Material for this task >>
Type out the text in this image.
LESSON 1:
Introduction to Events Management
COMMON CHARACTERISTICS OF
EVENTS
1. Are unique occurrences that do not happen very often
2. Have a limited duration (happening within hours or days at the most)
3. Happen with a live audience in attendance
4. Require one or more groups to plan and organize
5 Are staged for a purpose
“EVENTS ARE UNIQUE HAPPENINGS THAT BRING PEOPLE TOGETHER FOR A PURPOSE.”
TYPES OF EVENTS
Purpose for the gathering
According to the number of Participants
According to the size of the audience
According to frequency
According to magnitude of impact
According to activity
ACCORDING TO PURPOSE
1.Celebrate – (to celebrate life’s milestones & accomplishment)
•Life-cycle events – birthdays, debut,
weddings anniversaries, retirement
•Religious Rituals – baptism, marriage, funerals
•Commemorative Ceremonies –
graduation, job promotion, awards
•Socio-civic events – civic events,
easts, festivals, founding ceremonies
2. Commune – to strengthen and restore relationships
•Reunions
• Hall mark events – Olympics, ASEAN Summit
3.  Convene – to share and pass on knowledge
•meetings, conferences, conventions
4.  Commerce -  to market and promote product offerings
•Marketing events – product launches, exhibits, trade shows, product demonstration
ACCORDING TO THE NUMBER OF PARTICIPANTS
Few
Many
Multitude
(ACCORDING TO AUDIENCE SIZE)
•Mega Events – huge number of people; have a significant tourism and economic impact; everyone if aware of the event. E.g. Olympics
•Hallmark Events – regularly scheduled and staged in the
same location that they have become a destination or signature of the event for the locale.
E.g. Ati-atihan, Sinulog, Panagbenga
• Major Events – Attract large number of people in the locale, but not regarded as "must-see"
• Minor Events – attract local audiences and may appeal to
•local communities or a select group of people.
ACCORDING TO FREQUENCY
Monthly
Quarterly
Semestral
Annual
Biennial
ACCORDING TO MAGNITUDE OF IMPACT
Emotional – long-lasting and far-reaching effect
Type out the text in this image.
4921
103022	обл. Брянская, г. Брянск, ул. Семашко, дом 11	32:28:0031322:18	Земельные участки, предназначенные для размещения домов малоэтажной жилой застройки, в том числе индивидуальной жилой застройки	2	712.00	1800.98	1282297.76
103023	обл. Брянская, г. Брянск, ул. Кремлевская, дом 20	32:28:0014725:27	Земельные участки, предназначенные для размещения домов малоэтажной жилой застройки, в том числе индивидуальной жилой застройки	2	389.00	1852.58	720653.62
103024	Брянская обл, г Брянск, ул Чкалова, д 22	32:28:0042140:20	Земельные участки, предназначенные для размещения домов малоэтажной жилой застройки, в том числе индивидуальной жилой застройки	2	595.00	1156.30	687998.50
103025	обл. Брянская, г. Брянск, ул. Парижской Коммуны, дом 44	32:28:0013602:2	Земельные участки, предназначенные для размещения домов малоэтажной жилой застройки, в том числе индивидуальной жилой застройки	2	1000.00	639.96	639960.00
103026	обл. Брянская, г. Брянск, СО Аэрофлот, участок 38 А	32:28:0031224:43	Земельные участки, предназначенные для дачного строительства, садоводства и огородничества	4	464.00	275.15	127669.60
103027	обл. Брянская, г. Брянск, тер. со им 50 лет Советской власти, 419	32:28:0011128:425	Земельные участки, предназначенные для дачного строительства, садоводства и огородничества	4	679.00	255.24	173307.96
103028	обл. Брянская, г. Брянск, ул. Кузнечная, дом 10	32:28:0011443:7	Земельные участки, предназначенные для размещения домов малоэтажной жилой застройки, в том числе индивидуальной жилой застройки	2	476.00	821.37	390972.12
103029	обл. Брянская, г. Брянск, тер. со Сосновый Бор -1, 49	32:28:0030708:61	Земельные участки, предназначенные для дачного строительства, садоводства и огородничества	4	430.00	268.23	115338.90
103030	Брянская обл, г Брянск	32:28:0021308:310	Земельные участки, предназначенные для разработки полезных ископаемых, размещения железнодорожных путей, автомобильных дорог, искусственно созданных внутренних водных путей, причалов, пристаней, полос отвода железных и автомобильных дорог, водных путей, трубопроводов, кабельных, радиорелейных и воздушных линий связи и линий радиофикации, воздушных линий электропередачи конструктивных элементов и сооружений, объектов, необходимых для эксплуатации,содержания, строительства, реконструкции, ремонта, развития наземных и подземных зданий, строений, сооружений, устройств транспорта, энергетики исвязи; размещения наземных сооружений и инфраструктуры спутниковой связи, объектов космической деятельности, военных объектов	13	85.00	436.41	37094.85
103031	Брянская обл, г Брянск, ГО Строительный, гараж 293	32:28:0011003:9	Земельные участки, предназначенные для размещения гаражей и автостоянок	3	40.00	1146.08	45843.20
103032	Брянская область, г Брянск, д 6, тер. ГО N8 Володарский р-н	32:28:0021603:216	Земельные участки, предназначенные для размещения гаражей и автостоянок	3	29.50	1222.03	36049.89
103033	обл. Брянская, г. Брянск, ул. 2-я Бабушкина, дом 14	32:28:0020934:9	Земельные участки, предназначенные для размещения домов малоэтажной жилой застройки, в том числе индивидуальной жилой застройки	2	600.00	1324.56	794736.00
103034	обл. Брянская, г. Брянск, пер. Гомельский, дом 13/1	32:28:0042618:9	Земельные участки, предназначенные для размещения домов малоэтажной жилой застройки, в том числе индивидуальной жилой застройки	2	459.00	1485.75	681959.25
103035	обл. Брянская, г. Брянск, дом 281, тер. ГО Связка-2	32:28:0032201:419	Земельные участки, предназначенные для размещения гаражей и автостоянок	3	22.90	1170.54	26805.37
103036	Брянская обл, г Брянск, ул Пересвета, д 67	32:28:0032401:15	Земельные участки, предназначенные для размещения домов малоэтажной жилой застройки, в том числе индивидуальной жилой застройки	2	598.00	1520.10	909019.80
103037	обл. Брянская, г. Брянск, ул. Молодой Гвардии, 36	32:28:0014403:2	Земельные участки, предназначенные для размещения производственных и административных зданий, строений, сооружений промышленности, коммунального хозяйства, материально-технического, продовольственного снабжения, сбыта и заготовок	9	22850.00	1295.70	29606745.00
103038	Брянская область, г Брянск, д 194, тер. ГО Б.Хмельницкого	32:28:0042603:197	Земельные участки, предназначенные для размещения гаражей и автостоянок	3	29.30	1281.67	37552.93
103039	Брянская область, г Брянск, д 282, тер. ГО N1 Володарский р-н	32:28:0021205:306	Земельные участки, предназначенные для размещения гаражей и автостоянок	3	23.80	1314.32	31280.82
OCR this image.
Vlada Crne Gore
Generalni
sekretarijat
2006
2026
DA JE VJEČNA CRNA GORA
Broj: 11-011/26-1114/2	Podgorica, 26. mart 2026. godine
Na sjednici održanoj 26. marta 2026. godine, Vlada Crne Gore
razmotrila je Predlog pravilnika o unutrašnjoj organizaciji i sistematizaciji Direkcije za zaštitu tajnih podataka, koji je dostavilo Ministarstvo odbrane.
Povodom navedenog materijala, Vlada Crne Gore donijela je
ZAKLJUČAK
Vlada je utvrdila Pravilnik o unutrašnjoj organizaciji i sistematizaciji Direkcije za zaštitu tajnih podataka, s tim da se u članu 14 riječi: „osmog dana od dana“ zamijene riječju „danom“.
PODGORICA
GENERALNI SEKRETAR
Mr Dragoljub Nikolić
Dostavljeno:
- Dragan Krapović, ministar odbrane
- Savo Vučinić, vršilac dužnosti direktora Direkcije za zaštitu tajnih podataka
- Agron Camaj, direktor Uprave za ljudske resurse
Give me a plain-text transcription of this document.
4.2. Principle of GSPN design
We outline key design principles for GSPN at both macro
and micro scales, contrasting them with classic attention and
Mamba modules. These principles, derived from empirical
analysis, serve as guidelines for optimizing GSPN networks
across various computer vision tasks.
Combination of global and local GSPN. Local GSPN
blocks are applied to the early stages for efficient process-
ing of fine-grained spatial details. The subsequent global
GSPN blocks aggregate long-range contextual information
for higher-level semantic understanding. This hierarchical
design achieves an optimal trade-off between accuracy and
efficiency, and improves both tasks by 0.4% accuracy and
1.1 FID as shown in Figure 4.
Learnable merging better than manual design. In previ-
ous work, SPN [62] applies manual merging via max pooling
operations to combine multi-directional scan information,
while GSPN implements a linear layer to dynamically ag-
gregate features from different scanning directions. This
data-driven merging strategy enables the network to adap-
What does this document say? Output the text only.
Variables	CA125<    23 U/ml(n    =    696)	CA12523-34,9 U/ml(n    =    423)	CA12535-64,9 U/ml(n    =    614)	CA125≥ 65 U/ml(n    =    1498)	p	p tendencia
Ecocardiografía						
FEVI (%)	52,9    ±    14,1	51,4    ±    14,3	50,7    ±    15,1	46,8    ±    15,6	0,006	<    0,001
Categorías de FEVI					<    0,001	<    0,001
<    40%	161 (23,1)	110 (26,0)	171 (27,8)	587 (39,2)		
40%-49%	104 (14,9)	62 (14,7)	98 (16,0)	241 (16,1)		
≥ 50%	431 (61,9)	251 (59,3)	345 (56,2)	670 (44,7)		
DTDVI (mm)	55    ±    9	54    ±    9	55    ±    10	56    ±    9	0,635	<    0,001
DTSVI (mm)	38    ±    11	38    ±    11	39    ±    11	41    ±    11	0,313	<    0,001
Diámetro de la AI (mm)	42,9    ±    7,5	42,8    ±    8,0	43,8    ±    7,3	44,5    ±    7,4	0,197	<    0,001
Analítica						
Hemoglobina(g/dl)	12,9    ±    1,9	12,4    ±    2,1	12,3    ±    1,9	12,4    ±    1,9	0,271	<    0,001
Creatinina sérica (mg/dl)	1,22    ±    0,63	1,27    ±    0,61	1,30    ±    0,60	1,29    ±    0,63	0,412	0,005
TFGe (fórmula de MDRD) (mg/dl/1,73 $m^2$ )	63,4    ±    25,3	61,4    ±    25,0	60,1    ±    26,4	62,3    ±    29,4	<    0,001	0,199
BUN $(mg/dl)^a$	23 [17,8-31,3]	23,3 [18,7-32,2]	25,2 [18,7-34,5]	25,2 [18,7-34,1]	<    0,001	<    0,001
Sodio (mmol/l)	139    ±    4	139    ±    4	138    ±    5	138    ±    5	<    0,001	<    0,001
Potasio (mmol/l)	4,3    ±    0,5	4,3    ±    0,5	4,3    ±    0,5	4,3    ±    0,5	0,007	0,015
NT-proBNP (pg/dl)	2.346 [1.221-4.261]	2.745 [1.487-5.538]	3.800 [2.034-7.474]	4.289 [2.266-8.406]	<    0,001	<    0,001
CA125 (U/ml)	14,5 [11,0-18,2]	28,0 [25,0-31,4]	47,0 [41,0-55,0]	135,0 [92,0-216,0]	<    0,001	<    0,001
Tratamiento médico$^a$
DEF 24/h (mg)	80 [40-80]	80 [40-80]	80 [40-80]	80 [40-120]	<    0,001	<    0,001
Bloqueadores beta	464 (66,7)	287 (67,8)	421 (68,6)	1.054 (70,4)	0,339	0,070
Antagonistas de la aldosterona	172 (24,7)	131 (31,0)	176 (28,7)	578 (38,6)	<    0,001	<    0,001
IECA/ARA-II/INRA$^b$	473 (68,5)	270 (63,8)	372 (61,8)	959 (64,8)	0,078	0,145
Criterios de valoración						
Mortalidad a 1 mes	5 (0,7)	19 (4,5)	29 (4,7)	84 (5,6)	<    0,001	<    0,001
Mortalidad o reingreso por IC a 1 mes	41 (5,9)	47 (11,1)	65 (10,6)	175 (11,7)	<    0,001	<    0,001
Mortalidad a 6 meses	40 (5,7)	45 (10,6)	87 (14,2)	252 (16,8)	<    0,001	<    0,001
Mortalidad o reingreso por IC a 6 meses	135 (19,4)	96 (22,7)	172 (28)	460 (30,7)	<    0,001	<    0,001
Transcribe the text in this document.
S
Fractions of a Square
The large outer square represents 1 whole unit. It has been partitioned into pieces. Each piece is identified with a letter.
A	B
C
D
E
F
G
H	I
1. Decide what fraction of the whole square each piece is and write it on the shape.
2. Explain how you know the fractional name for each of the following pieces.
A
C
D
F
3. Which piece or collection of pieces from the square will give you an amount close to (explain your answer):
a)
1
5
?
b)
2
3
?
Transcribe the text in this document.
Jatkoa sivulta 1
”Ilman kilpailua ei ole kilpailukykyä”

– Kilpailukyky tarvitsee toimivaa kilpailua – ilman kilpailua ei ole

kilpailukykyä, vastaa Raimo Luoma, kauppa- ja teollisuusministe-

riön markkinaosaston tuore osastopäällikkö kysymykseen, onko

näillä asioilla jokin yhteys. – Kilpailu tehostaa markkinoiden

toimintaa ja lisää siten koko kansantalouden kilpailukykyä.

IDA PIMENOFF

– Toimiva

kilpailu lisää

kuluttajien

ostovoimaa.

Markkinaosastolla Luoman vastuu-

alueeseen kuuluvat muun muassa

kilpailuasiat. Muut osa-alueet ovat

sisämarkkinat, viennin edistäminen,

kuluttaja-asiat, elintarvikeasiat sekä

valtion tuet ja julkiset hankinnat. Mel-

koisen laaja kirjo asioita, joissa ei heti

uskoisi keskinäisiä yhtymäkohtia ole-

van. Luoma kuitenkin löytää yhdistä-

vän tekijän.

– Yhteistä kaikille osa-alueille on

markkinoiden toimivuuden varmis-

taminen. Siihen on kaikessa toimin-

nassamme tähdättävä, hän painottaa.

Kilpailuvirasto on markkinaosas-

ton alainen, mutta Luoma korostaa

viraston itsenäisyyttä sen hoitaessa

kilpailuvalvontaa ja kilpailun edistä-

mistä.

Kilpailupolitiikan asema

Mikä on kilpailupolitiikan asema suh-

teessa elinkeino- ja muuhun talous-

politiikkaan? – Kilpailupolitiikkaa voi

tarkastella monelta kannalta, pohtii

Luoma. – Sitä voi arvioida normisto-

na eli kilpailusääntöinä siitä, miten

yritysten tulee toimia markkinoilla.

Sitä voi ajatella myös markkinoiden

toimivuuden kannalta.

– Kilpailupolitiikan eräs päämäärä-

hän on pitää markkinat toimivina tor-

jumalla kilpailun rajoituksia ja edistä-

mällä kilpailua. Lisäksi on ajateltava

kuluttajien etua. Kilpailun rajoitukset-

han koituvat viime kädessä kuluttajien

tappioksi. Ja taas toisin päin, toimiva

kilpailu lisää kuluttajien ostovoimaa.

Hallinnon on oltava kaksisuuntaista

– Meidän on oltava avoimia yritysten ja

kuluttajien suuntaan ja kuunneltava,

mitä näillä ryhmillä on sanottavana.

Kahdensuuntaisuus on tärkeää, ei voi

Required task >> Search the data above for the string "blocks" and copy each line that has it.

Answer to this exercise >>
blocks are applied to the early stages for efficient process-
GSPN blocks aggregate long-range contextual information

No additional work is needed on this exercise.